Work to be completed =
Tell how many lines contain the word "SEMANA". Reply with the number only.

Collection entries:
================
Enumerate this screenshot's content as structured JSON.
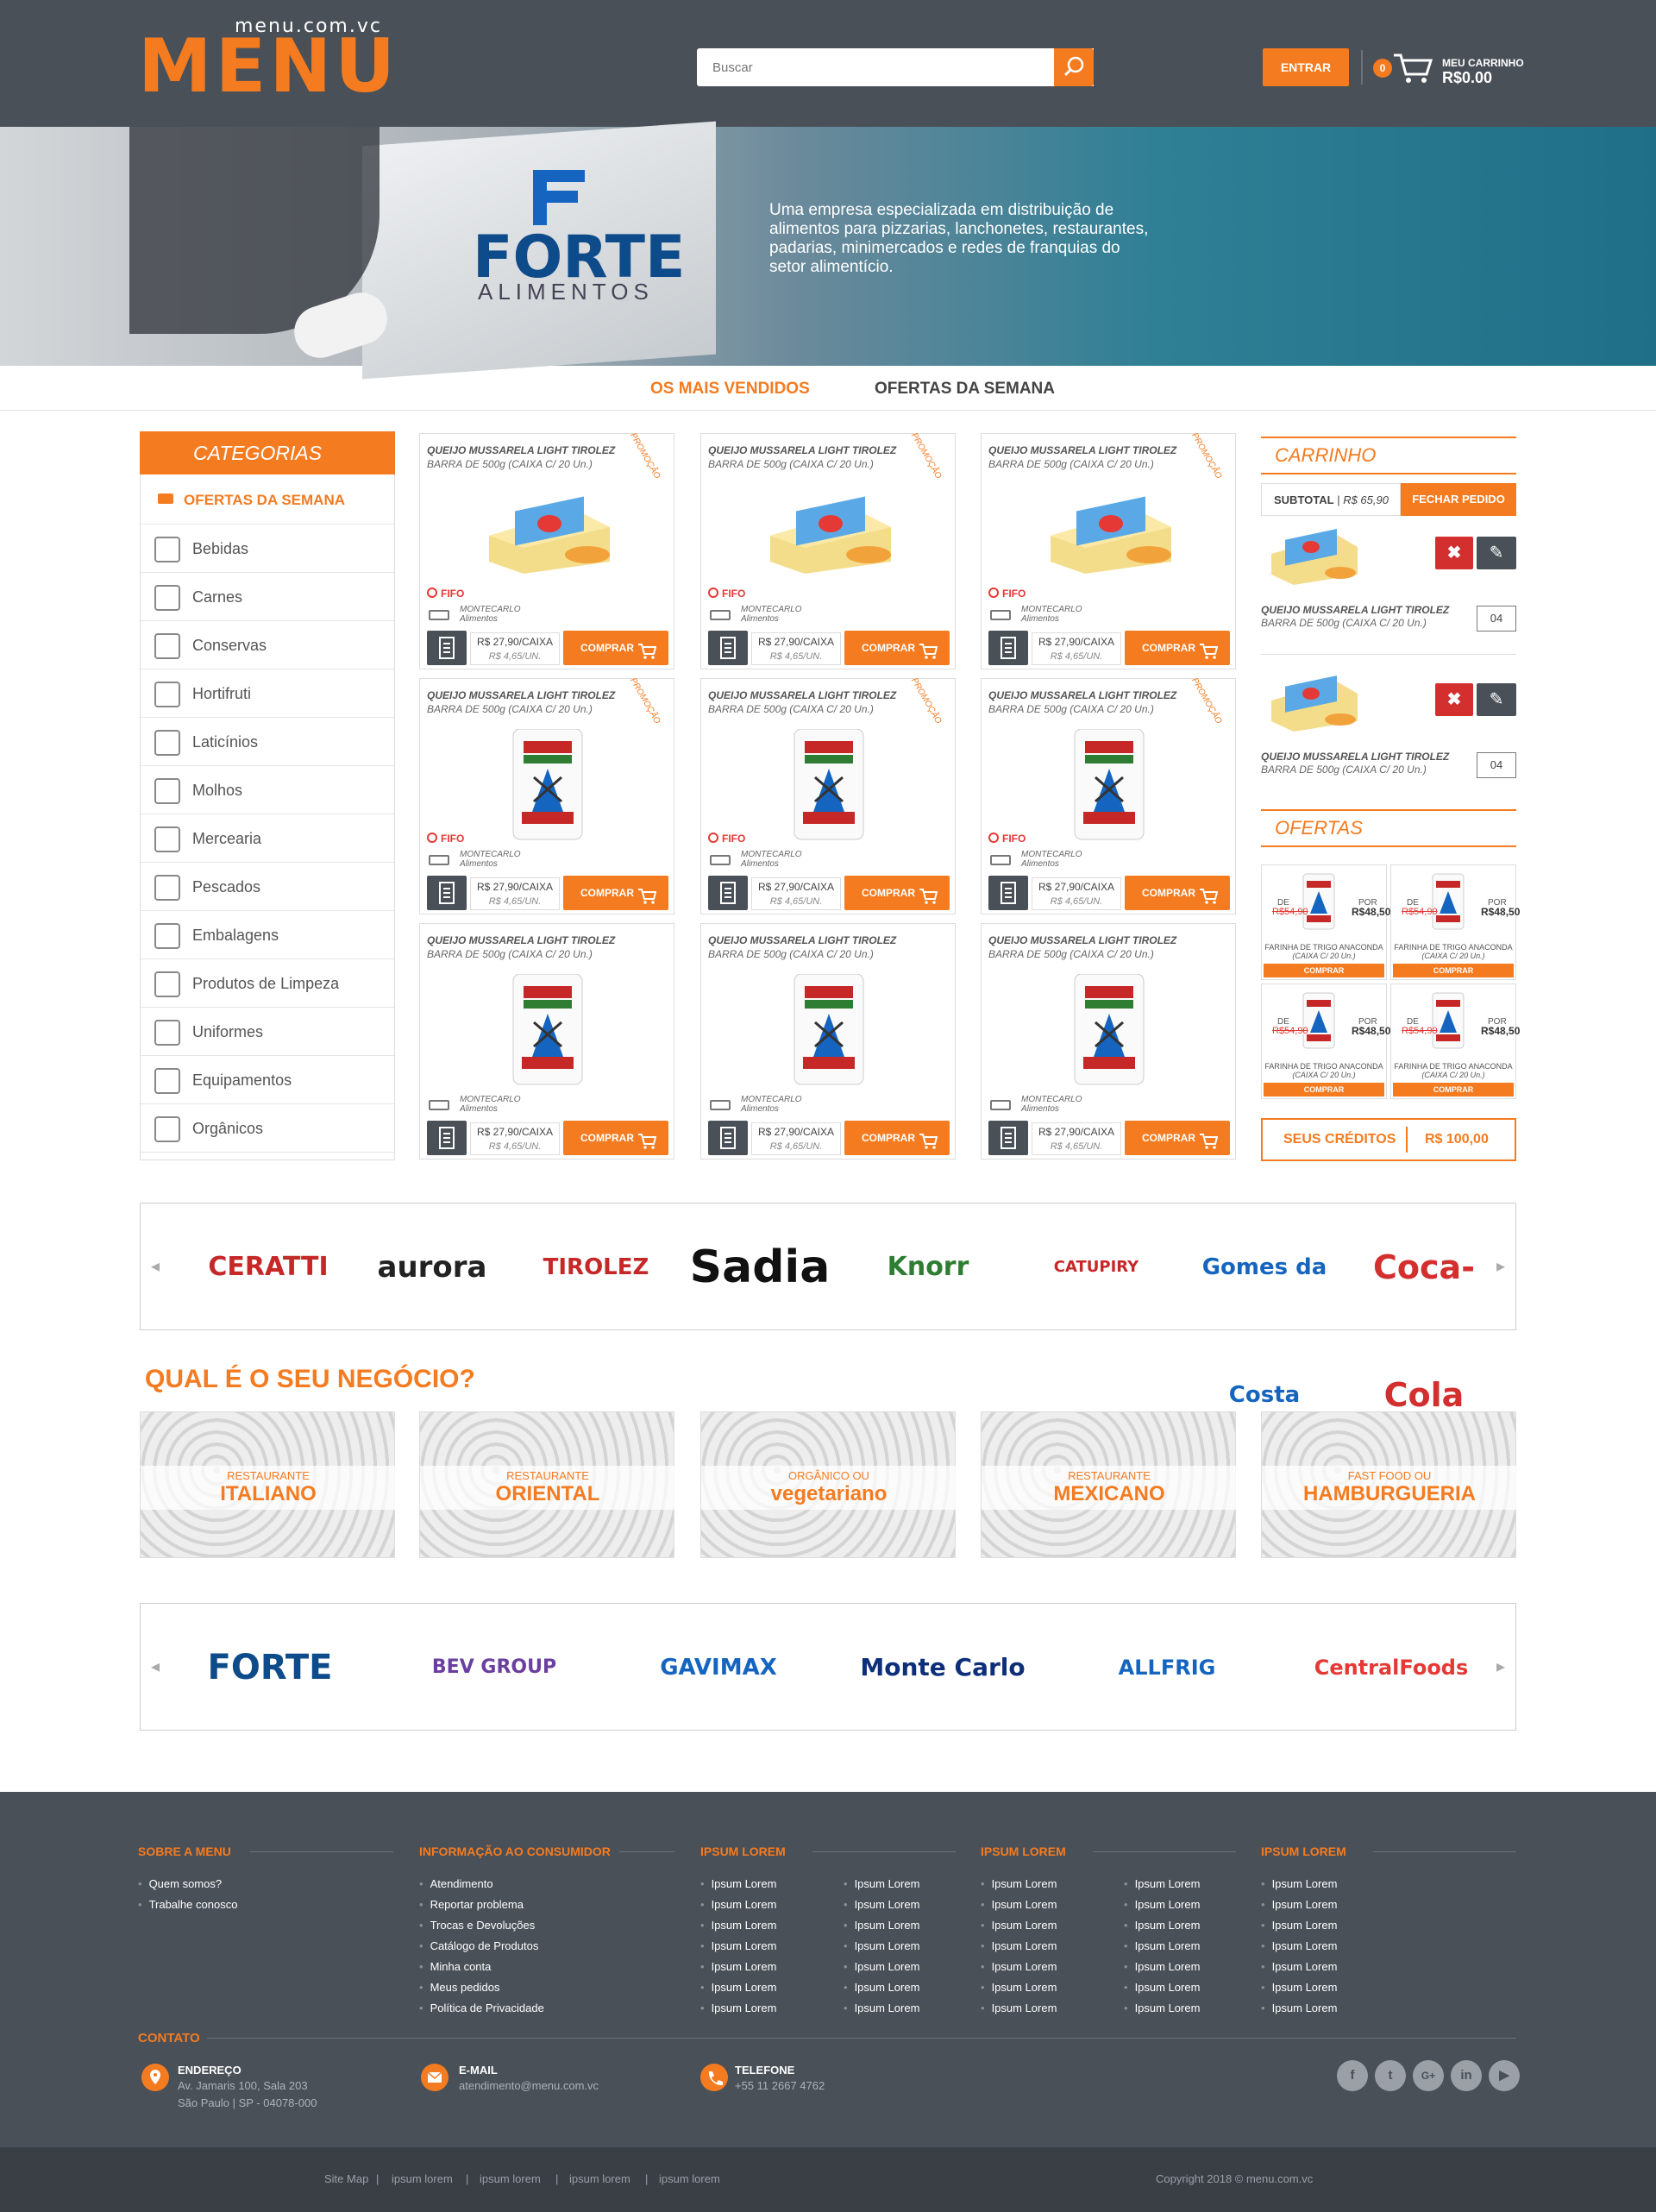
{
  "header": {
    "logo_sub": "menu.com.vc",
    "logo_word": "MENU",
    "search_placeholder": "Buscar",
    "login_label": "ENTRAR",
    "cart_count": "0",
    "cart_label": "MEU CARRINHO",
    "cart_total": "R$0.00"
  },
  "banner": {
    "brand": "FORTE",
    "brand_sub": "ALIMENTOS",
    "text": "Uma empresa especializada em distribuição de alimentos para pizzarias, lanchonetes, restaurantes, padarias, minimercados e redes de franquias do setor alimentício."
  },
  "tabs": [
    "OS MAIS VENDIDOS",
    "OFERTAS DA SEMANA"
  ],
  "categories": {
    "title": "CATEGORIAS",
    "featured": "OFERTAS DA SEMANA",
    "items": [
      "Bebidas",
      "Carnes",
      "Conservas",
      "Hortifruti",
      "Laticínios",
      "Molhos",
      "Mercearia",
      "Pescados",
      "Embalagens",
      "Produtos de Limpeza",
      "Uniformes",
      "Equipamentos",
      "Orgânicos"
    ]
  },
  "products": [
    {
      "name": "QUEIJO MUSSARELA LIGHT TIROLEZ",
      "desc": "BARRA DE 500g (CAIXA C/ 20 Un.)",
      "promo": "PROMOÇÃO",
      "fifo": "FIFO",
      "supplier": "MONTECARLO",
      "supplier2": "Alimentos",
      "price": "R$ 27,90/CAIXA",
      "unit": "R$ 4,65/UN.",
      "buy": "COMPRAR",
      "img": "cheese"
    },
    {
      "name": "QUEIJO MUSSARELA LIGHT TIROLEZ",
      "desc": "BARRA DE 500g (CAIXA C/ 20 Un.)",
      "promo": "PROMOÇÃO",
      "fifo": "FIFO",
      "supplier": "MONTECARLO",
      "supplier2": "Alimentos",
      "price": "R$ 27,90/CAIXA",
      "unit": "R$ 4,65/UN.",
      "buy": "COMPRAR",
      "img": "cheese"
    },
    {
      "name": "QUEIJO MUSSARELA LIGHT TIROLEZ",
      "desc": "BARRA DE 500g (CAIXA C/ 20 Un.)",
      "promo": "PROMOÇÃO",
      "fifo": "FIFO",
      "supplier": "MONTECARLO",
      "supplier2": "Alimentos",
      "price": "R$ 27,90/CAIXA",
      "unit": "R$ 4,65/UN.",
      "buy": "COMPRAR",
      "img": "cheese"
    },
    {
      "name": "QUEIJO MUSSARELA LIGHT TIROLEZ",
      "desc": "BARRA DE 500g (CAIXA C/ 20 Un.)",
      "promo": "PROMOÇÃO",
      "fifo": "FIFO",
      "supplier": "MONTECARLO",
      "supplier2": "Alimentos",
      "price": "R$ 27,90/CAIXA",
      "unit": "R$ 4,65/UN.",
      "buy": "COMPRAR",
      "img": "flour"
    },
    {
      "name": "QUEIJO MUSSARELA LIGHT TIROLEZ",
      "desc": "BARRA DE 500g (CAIXA C/ 20 Un.)",
      "promo": "PROMOÇÃO",
      "fifo": "FIFO",
      "supplier": "MONTECARLO",
      "supplier2": "Alimentos",
      "price": "R$ 27,90/CAIXA",
      "unit": "R$ 4,65/UN.",
      "buy": "COMPRAR",
      "img": "flour"
    },
    {
      "name": "QUEIJO MUSSARELA LIGHT TIROLEZ",
      "desc": "BARRA DE 500g (CAIXA C/ 20 Un.)",
      "promo": "PROMOÇÃO",
      "fifo": "FIFO",
      "supplier": "MONTECARLO",
      "supplier2": "Alimentos",
      "price": "R$ 27,90/CAIXA",
      "unit": "R$ 4,65/UN.",
      "buy": "COMPRAR",
      "img": "flour"
    },
    {
      "name": "QUEIJO MUSSARELA LIGHT TIROLEZ",
      "desc": "BARRA DE 500g (CAIXA C/ 20 Un.)",
      "promo": "",
      "fifo": "",
      "supplier": "MONTECARLO",
      "supplier2": "Alimentos",
      "price": "R$ 27,90/CAIXA",
      "unit": "R$ 4,65/UN.",
      "buy": "COMPRAR",
      "img": "flour"
    },
    {
      "name": "QUEIJO MUSSARELA LIGHT TIROLEZ",
      "desc": "BARRA DE 500g (CAIXA C/ 20 Un.)",
      "promo": "",
      "fifo": "",
      "supplier": "MONTECARLO",
      "supplier2": "Alimentos",
      "price": "R$ 27,90/CAIXA",
      "unit": "R$ 4,65/UN.",
      "buy": "COMPRAR",
      "img": "flour"
    },
    {
      "name": "QUEIJO MUSSARELA LIGHT TIROLEZ",
      "desc": "BARRA DE 500g (CAIXA C/ 20 Un.)",
      "promo": "",
      "fifo": "",
      "supplier": "MONTECARLO",
      "supplier2": "Alimentos",
      "price": "R$ 27,90/CAIXA",
      "unit": "R$ 4,65/UN.",
      "buy": "COMPRAR",
      "img": "flour"
    }
  ],
  "cart": {
    "title": "CARRINHO",
    "subtotal_label": "SUBTOTAL",
    "subtotal_value": "R$ 65,90",
    "close_label": "FECHAR PEDIDO",
    "items": [
      {
        "name": "QUEIJO MUSSARELA LIGHT TIROLEZ",
        "desc": "BARRA DE 500g (CAIXA C/ 20 Un.)",
        "qty": "04",
        "del": "✖",
        "edit": "✎"
      },
      {
        "name": "QUEIJO MUSSARELA LIGHT TIROLEZ",
        "desc": "BARRA DE 500g (CAIXA C/ 20 Un.)",
        "qty": "04",
        "del": "✖",
        "edit": "✎"
      }
    ]
  },
  "offers": {
    "title": "OFERTAS",
    "items": [
      {
        "de": "DE",
        "old": "R$54,90",
        "por": "POR",
        "new": "R$48,50",
        "name": "FARINHA DE TRIGO ANACONDA",
        "desc": "(CAIXA C/ 20 Un.)",
        "buy": "COMPRAR"
      },
      {
        "de": "DE",
        "old": "R$54,90",
        "por": "POR",
        "new": "R$48,50",
        "name": "FARINHA DE TRIGO ANACONDA",
        "desc": "(CAIXA C/ 20 Un.)",
        "buy": "COMPRAR"
      },
      {
        "de": "DE",
        "old": "R$54,90",
        "por": "POR",
        "new": "R$48,50",
        "name": "FARINHA DE TRIGO ANACONDA",
        "desc": "(CAIXA C/ 20 Un.)",
        "buy": "COMPRAR"
      },
      {
        "de": "DE",
        "old": "R$54,90",
        "por": "POR",
        "new": "R$48,50",
        "name": "FARINHA DE TRIGO ANACONDA",
        "desc": "(CAIXA C/ 20 Un.)",
        "buy": "COMPRAR"
      }
    ]
  },
  "credits": {
    "label": "SEUS CRÉDITOS",
    "value": "R$ 100,00"
  },
  "brands": {
    "row1": [
      "CERATTI",
      "aurora",
      "TIROLEZ",
      "Sadia",
      "Knorr",
      "CATUPIRY",
      "Gomes da Costa",
      "Coca-Cola"
    ],
    "row1_colors": [
      "#c62828",
      "#222222",
      "#c62828",
      "#111111",
      "#2e7d32",
      "#c62828",
      "#1565c0",
      "#d32f2f"
    ],
    "row2": [
      "FORTE",
      "BEV GROUP",
      "GAVIMAX",
      "Monte Carlo",
      "ALLFRIG",
      "CentralFoods"
    ],
    "row2_colors": [
      "#0e4b8a",
      "#6a3fa0",
      "#1565c0",
      "#0d2f7a",
      "#1565c0",
      "#e53935"
    ]
  },
  "business": {
    "title": "QUAL É O SEU NEGÓCIO?",
    "items": [
      {
        "pre": "RESTAURANTE",
        "main": "ITALIANO"
      },
      {
        "pre": "RESTAURANTE",
        "main": "ORIENTAL"
      },
      {
        "pre": "ORGÂNICO OU",
        "main": "vegetariano"
      },
      {
        "pre": "RESTAURANTE",
        "main": "MEXICANO"
      },
      {
        "pre": "FAST FOOD OU",
        "main": "HAMBURGUERIA"
      }
    ]
  },
  "footer": {
    "cols": [
      {
        "title": "SOBRE A MENU",
        "items": [
          "Quem somos?",
          "Trabalhe conosco"
        ],
        "items2": []
      },
      {
        "title": "INFORMAÇÃO AO CONSUMIDOR",
        "items": [
          "Atendimento",
          "Reportar problema",
          "Trocas e Devoluções",
          "Catálogo de Produtos",
          "Minha conta",
          "Meus pedidos",
          "Política de Privacidade"
        ],
        "items2": []
      },
      {
        "title": "IPSUM LOREM",
        "items": [
          "Ipsum Lorem",
          "Ipsum Lorem",
          "Ipsum Lorem",
          "Ipsum Lorem",
          "Ipsum Lorem",
          "Ipsum Lorem",
          "Ipsum Lorem"
        ],
        "items2": [
          "Ipsum Lorem",
          "Ipsum Lorem",
          "Ipsum Lorem",
          "Ipsum Lorem",
          "Ipsum Lorem",
          "Ipsum Lorem",
          "Ipsum Lorem"
        ]
      },
      {
        "title": "IPSUM LOREM",
        "items": [
          "Ipsum Lorem",
          "Ipsum Lorem",
          "Ipsum Lorem",
          "Ipsum Lorem",
          "Ipsum Lorem",
          "Ipsum Lorem",
          "Ipsum Lorem"
        ],
        "items2": [
          "Ipsum Lorem",
          "Ipsum Lorem",
          "Ipsum Lorem",
          "Ipsum Lorem",
          "Ipsum Lorem",
          "Ipsum Lorem",
          "Ipsum Lorem"
        ]
      },
      {
        "title": "IPSUM LOREM",
        "items": [
          "Ipsum Lorem",
          "Ipsum Lorem",
          "Ipsum Lorem",
          "Ipsum Lorem",
          "Ipsum Lorem",
          "Ipsum Lorem",
          "Ipsum Lorem"
        ],
        "items2": []
      }
    ],
    "contact": {
      "title": "CONTATO",
      "address_label": "ENDEREÇO",
      "address_line1": "Av. Jamaris 100, Sala 203",
      "address_line2": "São Paulo | SP - 04078-000",
      "email_label": "E-MAIL",
      "email": "atendimento@menu.com.vc",
      "phone_label": "TELEFONE",
      "phone": "+55 11 2667 4762"
    },
    "social": [
      "f",
      "t",
      "G+",
      "in",
      "▶"
    ],
    "bottom_links": [
      "Site Map",
      "|",
      "ipsum lorem",
      "|",
      "ipsum lorem",
      "|",
      "ipsum lorem",
      "|",
      "ipsum lorem"
    ],
    "copyright": "Copyright 2018 © menu.com.vc"
  },
  "colors": {
    "accent": "#f47b20",
    "header_bg": "#4a5058",
    "footer_bottom": "#3a3f46",
    "danger": "#d32f2f"
  },
  "icons": [
    "search-icon",
    "cart-icon",
    "list-icon",
    "truck-icon",
    "clock-icon",
    "trash-icon",
    "edit-icon",
    "facebook-icon",
    "twitter-icon",
    "google-plus-icon",
    "linkedin-icon",
    "youtube-icon",
    "map-pin-icon",
    "mail-icon",
    "phone-icon"
  ]
}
================
Full answer =
2